Extracts from a graphics dataset

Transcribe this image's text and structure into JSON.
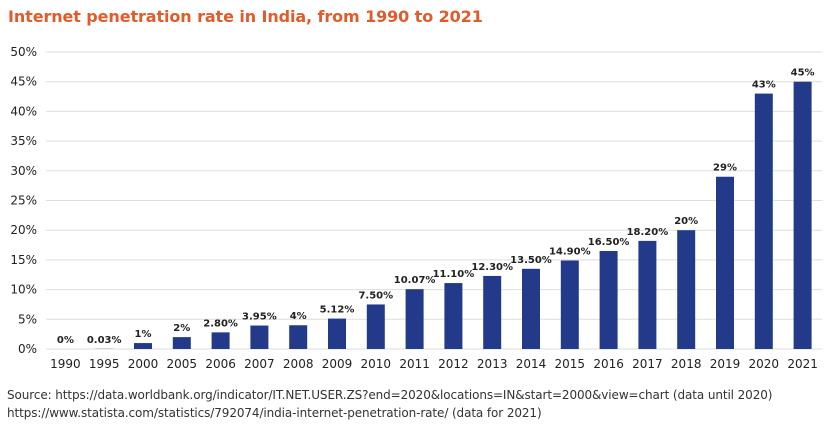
{
  "title": "Internet penetration rate in India, from 1990 to 2021",
  "sources": [
    "Source: https://data.worldbank.org/indicator/IT.NET.USER.ZS?end=2020&locations=IN&start=2000&view=chart (data until 2020)",
    "https://www.statista.com/statistics/792074/india-internet-penetration-rate/ (data for 2021)"
  ],
  "colors": {
    "title": "#e15b2b",
    "bar": "#233a8b",
    "grid": "#dedede",
    "text": "#222222"
  },
  "chart_data": {
    "type": "bar",
    "title": "Internet penetration rate in India, from 1990 to 2021",
    "xlabel": "",
    "ylabel": "",
    "ylim": [
      0,
      50
    ],
    "yticks": [
      "0%",
      "5%",
      "10%",
      "15%",
      "20%",
      "25%",
      "30%",
      "35%",
      "40%",
      "45%",
      "50%"
    ],
    "grid": true,
    "categories": [
      "1990",
      "1995",
      "2000",
      "2005",
      "2006",
      "2007",
      "2008",
      "2009",
      "2010",
      "2011",
      "2012",
      "2013",
      "2014",
      "2015",
      "2016",
      "2017",
      "2018",
      "2019",
      "2020",
      "2021"
    ],
    "values": [
      0,
      0.03,
      1,
      2,
      2.8,
      3.95,
      4,
      5.12,
      7.5,
      10.07,
      11.1,
      12.3,
      13.5,
      14.9,
      16.5,
      18.2,
      20,
      29,
      43,
      45
    ],
    "labels": [
      "0%",
      "0.03%",
      "1%",
      "2%",
      "2.80%",
      "3.95%",
      "4%",
      "5.12%",
      "7.50%",
      "10.07%",
      "11.10%",
      "12.30%",
      "13.50%",
      "14.90%",
      "16.50%",
      "18.20%",
      "20%",
      "29%",
      "43%",
      "45%"
    ]
  }
}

▶ _The task_
Pick out the lines containing the word "https" and show them.

▶ _The solution_
    "Source: https://data.worldbank.org/indicator/IT.NET.USER.ZS?end=2020&locations=IN&start=2000&view=chart (data until 2020)",
    "https://www.statista.com/statistics/792074/india-internet-penetration-rate/ (data for 2021)"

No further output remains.